▶ _Task instructions_: Check every line below for the word "Pěna" and copy the ones that have it.

▶ _Material for this exercise_:
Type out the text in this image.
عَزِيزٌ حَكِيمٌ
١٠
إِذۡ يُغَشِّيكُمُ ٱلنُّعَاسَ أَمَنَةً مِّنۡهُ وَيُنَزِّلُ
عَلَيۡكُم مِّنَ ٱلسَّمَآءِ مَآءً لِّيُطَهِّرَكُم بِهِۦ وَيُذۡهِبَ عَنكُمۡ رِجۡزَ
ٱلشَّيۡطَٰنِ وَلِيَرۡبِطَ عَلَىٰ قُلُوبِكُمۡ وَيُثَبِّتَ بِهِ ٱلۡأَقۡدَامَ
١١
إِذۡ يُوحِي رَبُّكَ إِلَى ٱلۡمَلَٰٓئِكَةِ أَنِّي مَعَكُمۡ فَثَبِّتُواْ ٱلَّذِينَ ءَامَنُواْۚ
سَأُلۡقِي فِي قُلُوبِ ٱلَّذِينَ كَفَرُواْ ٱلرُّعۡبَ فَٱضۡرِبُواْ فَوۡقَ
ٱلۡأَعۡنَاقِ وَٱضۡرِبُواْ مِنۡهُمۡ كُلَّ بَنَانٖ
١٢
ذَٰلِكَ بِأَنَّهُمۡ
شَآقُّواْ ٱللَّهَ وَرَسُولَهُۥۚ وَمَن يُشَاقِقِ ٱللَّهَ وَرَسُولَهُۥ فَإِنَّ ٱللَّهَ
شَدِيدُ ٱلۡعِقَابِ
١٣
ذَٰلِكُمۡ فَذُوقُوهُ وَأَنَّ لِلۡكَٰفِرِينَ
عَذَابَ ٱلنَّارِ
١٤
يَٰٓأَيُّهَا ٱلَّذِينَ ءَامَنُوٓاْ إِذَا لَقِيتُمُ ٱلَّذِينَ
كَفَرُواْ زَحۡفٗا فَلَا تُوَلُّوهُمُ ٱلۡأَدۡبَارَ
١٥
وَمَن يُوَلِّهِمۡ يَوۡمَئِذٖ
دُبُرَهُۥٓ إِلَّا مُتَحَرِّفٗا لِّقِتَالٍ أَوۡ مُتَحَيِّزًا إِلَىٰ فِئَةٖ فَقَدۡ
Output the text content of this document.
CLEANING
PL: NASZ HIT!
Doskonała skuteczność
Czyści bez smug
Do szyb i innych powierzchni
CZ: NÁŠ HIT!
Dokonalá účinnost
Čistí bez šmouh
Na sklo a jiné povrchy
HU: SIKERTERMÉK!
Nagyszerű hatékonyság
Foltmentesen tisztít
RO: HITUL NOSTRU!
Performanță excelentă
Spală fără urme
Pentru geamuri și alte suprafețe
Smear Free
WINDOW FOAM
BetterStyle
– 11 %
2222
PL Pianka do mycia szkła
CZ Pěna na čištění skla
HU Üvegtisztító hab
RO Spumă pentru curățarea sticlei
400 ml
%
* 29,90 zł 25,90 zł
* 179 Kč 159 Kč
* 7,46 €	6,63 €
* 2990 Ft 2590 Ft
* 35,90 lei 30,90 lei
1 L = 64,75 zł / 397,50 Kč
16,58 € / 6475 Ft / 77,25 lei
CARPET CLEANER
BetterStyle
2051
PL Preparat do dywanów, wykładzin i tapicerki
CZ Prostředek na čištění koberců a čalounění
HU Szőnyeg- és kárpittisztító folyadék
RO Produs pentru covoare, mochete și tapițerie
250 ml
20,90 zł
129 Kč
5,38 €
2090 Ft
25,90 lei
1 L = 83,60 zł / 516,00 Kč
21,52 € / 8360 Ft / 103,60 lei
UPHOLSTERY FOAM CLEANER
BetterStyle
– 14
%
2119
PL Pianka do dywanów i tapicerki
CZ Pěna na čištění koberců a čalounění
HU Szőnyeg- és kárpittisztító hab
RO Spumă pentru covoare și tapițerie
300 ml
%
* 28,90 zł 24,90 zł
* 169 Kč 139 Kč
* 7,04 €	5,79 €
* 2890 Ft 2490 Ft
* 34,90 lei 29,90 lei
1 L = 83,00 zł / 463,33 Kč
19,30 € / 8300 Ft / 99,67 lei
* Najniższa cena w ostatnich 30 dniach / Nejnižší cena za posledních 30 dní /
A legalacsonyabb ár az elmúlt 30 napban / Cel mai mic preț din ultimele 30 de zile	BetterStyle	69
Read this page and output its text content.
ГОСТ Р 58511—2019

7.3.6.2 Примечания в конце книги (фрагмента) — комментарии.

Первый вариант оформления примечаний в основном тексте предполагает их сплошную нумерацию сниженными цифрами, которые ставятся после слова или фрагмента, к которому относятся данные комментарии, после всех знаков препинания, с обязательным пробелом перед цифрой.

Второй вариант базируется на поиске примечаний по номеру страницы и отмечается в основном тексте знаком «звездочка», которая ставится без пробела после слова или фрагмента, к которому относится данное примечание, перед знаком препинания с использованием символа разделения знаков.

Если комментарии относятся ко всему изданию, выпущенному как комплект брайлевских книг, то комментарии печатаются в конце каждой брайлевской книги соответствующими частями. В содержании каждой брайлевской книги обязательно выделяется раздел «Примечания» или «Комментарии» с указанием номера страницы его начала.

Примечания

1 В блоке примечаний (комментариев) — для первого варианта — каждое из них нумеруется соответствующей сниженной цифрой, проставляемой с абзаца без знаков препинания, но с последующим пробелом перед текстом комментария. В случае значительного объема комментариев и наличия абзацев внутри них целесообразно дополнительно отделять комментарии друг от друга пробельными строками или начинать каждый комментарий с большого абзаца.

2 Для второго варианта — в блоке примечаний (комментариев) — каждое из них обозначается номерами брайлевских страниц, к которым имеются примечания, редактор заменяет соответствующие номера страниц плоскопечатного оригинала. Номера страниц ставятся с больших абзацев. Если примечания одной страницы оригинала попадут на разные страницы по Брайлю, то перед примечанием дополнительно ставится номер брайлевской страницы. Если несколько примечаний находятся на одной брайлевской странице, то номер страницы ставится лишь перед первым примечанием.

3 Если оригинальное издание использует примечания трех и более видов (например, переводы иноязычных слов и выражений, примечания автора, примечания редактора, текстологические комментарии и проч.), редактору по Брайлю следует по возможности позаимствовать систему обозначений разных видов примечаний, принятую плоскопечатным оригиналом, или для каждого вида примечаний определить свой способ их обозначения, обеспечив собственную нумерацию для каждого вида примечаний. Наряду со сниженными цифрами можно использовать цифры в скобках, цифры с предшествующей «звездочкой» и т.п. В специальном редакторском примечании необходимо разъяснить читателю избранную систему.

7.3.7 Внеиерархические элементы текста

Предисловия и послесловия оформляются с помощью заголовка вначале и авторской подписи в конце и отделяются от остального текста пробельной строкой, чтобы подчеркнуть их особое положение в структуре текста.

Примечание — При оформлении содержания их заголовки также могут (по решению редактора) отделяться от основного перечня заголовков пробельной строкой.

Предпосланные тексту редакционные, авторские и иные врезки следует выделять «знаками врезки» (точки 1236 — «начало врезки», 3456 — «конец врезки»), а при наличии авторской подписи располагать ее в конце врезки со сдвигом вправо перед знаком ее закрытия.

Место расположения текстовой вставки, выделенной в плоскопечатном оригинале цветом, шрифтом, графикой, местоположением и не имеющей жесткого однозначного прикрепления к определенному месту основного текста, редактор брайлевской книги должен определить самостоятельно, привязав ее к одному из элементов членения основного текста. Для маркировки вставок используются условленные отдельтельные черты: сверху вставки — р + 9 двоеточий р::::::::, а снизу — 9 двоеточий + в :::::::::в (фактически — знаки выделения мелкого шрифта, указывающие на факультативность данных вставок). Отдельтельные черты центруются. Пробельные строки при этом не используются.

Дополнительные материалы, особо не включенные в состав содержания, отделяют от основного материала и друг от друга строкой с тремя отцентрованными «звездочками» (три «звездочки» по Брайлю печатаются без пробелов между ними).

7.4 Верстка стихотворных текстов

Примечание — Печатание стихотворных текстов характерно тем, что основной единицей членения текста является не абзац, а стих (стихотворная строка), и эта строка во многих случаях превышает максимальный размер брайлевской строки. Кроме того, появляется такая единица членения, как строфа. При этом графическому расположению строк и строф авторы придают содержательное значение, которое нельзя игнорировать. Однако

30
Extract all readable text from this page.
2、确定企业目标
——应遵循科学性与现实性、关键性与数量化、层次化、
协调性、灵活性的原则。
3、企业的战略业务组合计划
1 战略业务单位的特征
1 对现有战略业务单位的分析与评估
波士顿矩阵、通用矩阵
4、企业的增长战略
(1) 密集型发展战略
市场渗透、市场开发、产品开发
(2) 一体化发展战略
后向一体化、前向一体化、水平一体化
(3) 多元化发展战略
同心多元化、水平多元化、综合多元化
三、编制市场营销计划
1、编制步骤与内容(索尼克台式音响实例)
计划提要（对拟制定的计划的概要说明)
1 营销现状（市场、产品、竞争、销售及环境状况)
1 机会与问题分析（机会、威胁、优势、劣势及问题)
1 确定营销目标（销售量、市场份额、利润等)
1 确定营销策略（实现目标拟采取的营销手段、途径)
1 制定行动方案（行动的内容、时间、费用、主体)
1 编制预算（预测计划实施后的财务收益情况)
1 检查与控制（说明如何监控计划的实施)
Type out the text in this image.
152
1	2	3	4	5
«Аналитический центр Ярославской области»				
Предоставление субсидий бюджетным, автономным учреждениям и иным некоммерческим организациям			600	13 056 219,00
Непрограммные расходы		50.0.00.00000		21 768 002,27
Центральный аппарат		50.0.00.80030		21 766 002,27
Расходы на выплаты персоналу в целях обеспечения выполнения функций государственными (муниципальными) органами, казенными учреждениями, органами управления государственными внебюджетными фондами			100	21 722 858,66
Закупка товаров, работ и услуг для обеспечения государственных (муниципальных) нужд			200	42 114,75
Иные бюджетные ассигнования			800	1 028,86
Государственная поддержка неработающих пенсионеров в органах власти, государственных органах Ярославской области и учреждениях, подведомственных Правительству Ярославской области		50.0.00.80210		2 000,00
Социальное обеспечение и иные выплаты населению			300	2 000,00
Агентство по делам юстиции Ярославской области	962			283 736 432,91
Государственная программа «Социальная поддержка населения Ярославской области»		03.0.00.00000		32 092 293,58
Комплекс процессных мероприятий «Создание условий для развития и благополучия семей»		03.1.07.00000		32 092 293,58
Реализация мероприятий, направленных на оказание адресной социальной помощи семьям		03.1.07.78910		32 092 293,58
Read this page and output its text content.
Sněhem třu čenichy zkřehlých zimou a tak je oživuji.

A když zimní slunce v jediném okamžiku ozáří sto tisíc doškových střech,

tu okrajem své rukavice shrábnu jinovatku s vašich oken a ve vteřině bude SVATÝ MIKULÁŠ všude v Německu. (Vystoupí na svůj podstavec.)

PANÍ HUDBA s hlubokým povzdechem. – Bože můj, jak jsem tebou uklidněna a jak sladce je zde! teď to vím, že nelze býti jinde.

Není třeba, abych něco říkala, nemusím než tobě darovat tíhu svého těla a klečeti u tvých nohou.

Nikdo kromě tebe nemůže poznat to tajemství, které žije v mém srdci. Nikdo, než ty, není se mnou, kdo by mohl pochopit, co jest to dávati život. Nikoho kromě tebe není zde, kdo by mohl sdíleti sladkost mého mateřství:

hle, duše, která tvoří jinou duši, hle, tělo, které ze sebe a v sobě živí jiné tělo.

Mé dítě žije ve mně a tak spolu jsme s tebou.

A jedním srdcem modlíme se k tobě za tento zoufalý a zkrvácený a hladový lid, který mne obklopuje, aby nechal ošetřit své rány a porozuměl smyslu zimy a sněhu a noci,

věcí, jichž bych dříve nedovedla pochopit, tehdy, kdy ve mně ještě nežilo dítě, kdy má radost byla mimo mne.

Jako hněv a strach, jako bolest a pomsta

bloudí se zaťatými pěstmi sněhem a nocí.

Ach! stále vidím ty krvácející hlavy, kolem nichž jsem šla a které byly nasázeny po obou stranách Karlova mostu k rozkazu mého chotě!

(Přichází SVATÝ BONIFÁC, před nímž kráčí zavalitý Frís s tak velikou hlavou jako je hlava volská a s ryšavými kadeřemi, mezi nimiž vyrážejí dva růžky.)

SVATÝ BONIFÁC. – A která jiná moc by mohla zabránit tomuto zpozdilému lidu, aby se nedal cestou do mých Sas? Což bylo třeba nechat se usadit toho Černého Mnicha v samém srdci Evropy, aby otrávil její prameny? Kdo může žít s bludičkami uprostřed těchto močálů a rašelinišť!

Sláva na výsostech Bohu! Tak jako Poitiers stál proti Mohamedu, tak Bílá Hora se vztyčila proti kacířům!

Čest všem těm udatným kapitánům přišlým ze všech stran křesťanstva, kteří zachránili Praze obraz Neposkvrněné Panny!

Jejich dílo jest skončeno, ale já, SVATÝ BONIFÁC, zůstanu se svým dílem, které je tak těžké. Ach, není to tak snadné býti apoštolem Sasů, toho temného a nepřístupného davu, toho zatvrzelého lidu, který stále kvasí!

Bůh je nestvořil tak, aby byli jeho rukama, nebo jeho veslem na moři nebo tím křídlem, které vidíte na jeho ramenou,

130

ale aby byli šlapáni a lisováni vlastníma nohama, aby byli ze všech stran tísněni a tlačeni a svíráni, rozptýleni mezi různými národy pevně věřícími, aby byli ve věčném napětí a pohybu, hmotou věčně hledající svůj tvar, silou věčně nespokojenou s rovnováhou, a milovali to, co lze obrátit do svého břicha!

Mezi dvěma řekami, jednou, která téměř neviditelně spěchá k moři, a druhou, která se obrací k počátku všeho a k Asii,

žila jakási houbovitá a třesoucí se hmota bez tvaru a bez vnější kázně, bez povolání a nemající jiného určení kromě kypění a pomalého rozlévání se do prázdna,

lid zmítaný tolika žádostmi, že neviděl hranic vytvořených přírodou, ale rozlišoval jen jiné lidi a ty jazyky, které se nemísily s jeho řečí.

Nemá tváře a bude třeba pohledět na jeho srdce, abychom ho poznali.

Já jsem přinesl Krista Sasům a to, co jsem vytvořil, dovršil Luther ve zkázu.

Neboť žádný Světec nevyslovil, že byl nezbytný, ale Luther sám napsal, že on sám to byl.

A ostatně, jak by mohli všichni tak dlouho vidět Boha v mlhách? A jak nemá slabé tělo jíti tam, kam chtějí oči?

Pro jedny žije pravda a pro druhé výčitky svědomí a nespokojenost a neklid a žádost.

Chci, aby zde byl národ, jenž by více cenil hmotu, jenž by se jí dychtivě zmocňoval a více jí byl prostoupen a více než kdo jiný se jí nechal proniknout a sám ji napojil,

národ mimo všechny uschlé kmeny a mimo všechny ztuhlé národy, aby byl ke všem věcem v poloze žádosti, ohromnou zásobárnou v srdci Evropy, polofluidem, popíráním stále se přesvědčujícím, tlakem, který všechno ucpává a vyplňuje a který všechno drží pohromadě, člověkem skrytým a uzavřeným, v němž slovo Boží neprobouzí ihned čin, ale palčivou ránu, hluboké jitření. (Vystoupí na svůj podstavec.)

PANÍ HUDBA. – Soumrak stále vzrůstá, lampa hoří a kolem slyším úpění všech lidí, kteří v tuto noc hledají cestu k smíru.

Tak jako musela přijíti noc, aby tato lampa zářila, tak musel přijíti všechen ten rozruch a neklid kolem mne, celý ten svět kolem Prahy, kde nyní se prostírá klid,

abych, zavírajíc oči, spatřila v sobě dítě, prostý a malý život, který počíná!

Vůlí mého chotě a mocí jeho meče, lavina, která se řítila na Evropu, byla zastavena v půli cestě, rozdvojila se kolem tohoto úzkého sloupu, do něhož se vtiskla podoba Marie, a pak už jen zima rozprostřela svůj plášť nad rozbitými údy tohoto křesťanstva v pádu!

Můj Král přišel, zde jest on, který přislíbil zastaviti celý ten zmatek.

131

▶ _Reply_:
CZ Pěna na čištění skla
CZ Pěna na čištění koberců a čalounění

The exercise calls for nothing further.